* **WHAT IS REQUIRED**
Go over the entries below line by line, copying each one that contains the word "text".

* **SUPPLIED INFORMATION**
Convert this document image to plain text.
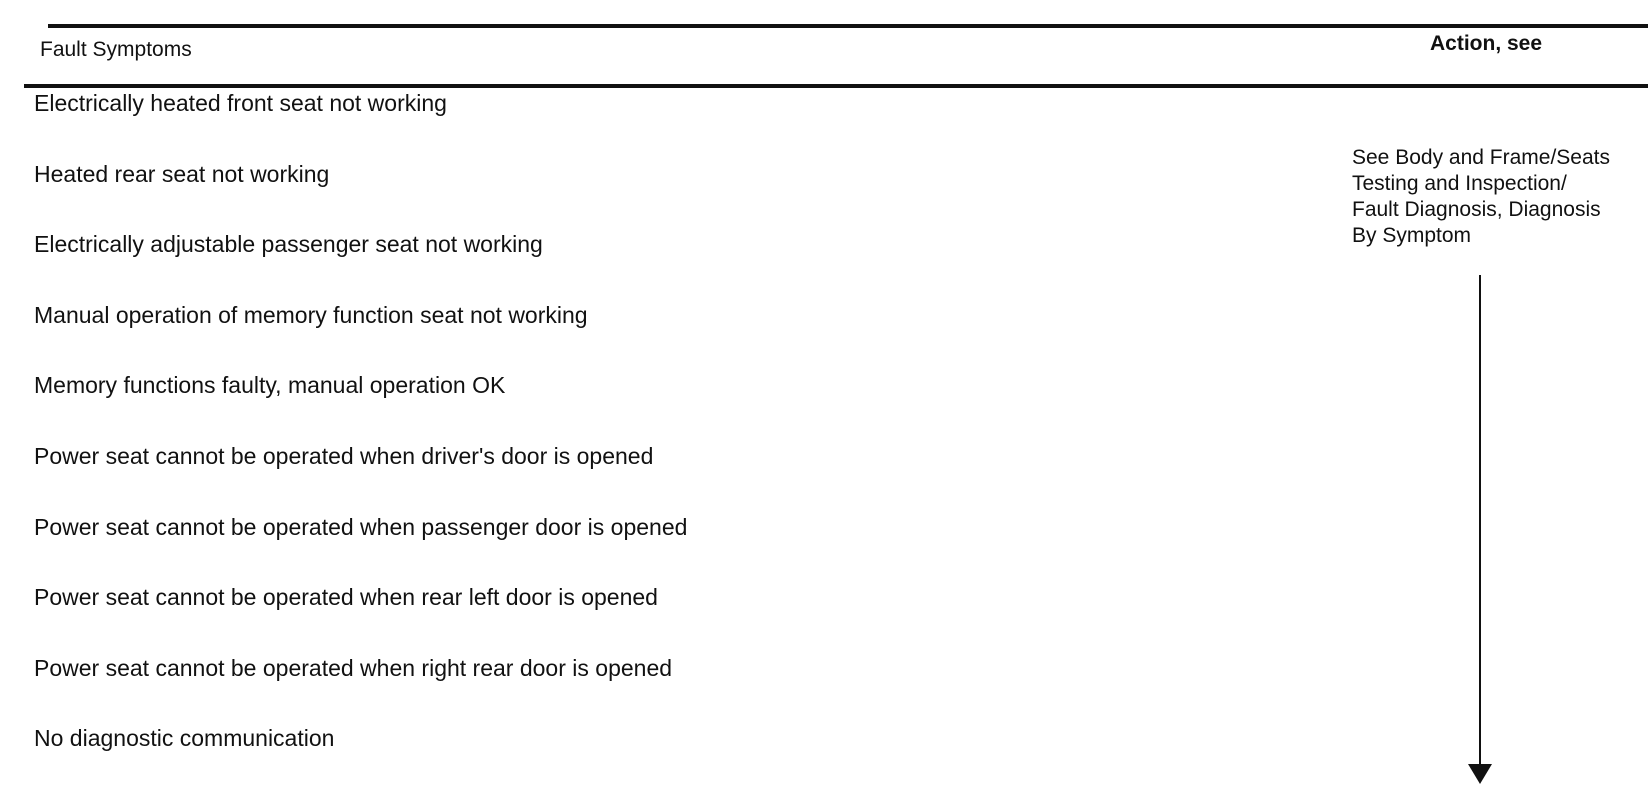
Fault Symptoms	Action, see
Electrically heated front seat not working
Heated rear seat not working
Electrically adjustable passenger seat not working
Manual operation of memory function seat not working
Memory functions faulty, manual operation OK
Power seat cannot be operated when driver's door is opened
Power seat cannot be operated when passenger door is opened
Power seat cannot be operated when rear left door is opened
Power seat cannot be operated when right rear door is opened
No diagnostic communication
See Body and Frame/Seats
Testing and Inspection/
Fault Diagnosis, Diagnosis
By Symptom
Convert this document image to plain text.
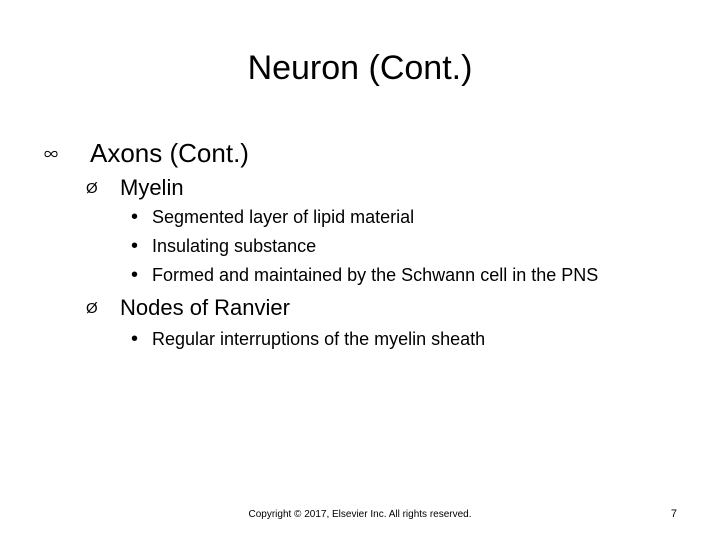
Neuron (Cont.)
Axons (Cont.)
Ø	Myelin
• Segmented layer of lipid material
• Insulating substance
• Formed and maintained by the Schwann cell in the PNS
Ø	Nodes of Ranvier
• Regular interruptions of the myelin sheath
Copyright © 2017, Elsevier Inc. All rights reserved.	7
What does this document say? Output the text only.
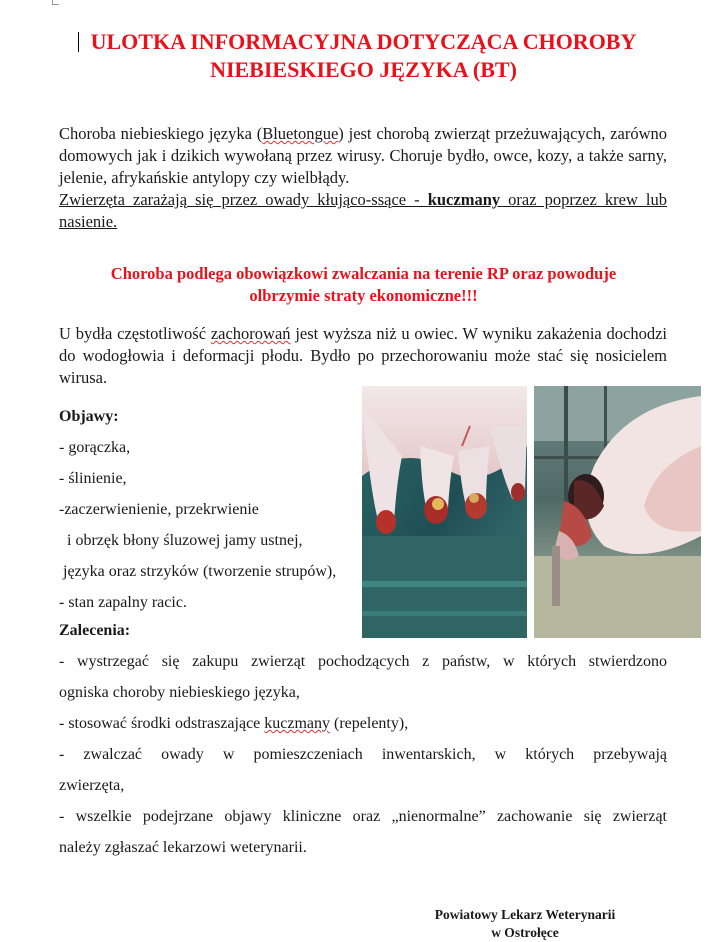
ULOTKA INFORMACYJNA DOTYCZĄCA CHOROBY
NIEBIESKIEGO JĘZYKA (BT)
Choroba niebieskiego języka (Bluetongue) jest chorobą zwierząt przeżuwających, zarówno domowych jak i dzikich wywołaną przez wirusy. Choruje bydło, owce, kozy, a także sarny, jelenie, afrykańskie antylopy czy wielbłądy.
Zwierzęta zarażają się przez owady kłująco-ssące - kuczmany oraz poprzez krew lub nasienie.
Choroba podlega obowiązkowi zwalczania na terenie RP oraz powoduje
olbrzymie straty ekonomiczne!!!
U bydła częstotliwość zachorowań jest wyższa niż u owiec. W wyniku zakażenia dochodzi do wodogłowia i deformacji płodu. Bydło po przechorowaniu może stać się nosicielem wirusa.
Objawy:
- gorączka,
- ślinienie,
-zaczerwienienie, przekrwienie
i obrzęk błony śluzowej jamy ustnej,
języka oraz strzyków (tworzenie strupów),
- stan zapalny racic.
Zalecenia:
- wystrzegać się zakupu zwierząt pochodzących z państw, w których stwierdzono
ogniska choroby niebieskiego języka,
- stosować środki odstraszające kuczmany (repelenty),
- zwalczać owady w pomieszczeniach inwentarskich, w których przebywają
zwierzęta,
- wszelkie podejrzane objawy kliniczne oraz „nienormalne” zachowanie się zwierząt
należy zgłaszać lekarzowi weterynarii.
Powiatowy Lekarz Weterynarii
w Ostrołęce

...

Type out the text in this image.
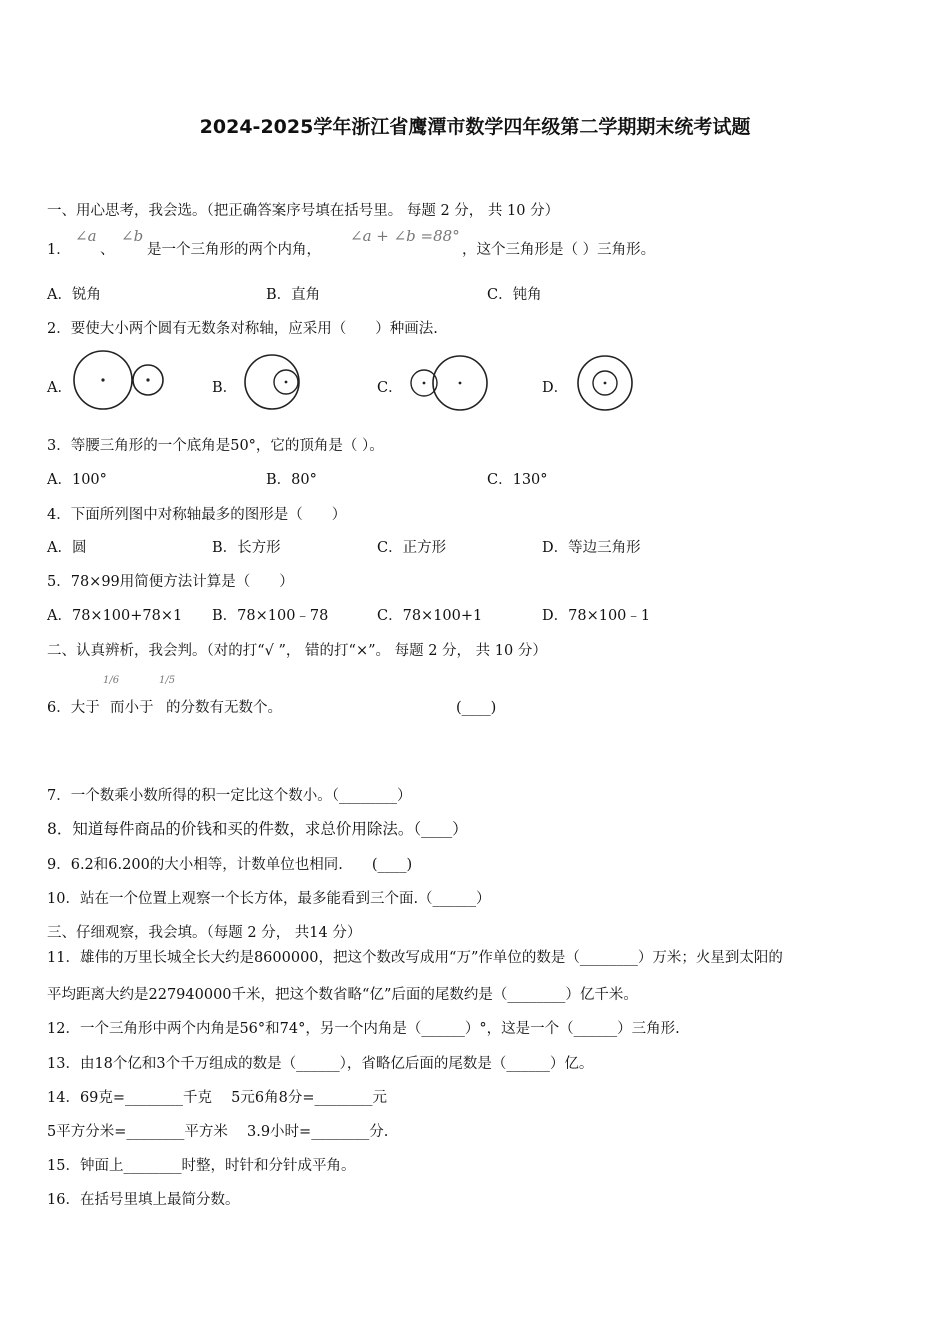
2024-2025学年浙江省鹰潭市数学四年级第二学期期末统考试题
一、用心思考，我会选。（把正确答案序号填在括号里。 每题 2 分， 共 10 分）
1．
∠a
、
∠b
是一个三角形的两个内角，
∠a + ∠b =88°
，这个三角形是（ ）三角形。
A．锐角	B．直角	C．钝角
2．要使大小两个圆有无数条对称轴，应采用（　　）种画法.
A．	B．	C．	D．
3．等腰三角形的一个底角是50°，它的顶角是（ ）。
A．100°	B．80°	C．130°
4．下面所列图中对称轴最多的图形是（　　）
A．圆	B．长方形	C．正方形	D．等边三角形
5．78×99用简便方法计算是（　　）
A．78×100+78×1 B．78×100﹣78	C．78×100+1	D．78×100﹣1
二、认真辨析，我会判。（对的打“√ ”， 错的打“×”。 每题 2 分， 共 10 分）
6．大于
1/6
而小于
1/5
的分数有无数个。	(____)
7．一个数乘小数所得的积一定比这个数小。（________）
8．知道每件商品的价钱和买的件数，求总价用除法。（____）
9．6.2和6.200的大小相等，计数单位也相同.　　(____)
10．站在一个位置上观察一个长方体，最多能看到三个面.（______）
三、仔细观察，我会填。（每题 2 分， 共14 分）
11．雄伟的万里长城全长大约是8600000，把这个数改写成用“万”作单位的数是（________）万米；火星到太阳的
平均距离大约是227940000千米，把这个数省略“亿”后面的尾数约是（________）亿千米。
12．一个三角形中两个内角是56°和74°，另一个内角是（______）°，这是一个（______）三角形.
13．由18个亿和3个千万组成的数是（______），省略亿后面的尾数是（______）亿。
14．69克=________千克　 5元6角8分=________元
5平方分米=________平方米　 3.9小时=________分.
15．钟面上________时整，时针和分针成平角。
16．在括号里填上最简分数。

==

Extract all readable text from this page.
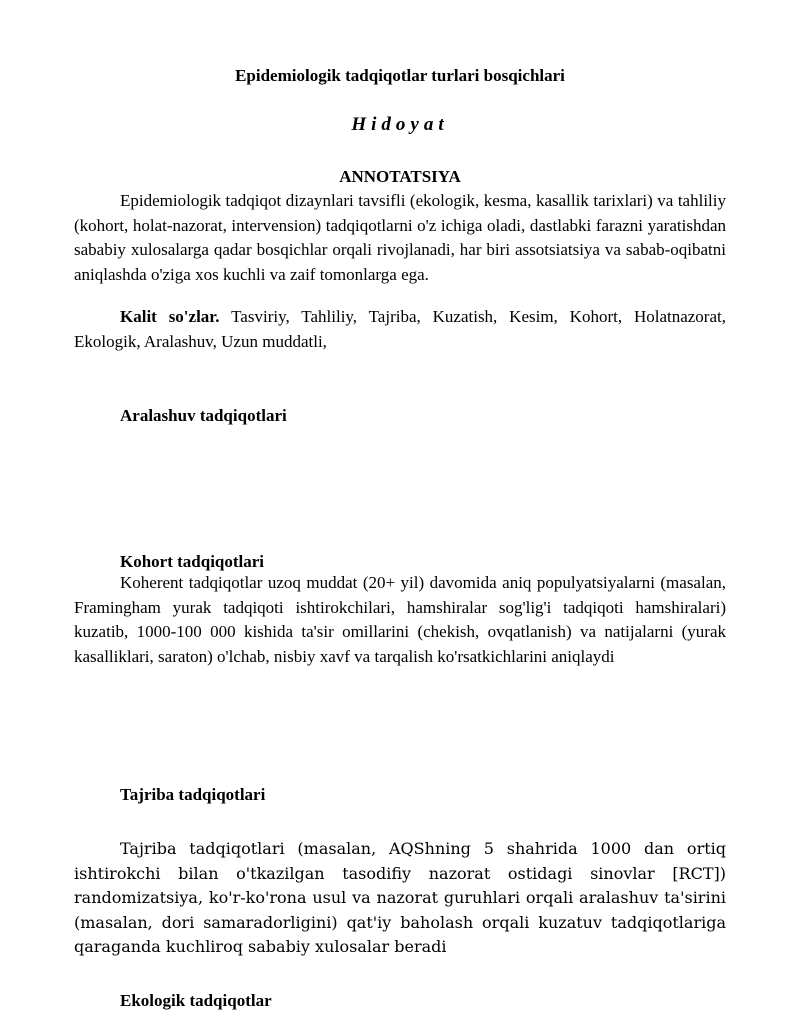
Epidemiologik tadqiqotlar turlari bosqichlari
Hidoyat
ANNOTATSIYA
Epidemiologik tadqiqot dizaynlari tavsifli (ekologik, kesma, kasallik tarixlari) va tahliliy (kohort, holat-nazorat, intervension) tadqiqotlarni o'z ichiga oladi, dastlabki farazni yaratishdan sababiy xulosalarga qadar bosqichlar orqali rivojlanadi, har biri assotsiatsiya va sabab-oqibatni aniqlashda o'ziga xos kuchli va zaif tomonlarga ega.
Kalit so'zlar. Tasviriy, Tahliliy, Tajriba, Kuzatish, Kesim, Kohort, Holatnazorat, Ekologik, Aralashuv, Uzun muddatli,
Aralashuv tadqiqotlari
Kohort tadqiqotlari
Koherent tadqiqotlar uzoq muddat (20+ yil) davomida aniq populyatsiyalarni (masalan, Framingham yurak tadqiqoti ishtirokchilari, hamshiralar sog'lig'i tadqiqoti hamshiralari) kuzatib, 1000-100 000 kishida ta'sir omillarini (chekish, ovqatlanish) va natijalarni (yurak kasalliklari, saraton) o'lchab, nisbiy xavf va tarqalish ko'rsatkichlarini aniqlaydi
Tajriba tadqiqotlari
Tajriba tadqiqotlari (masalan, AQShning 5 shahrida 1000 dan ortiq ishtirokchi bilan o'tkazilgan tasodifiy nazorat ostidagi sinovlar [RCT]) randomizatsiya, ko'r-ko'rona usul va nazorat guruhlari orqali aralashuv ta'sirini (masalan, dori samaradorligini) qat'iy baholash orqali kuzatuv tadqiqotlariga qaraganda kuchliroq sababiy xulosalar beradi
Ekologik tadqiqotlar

* **RESULT OF THE TASK**
Convert this document image to plain text.
Convert this document image to plain text.
What does this document say? Output the text only.
Type out the text in this image.
Extract all readable text from this page.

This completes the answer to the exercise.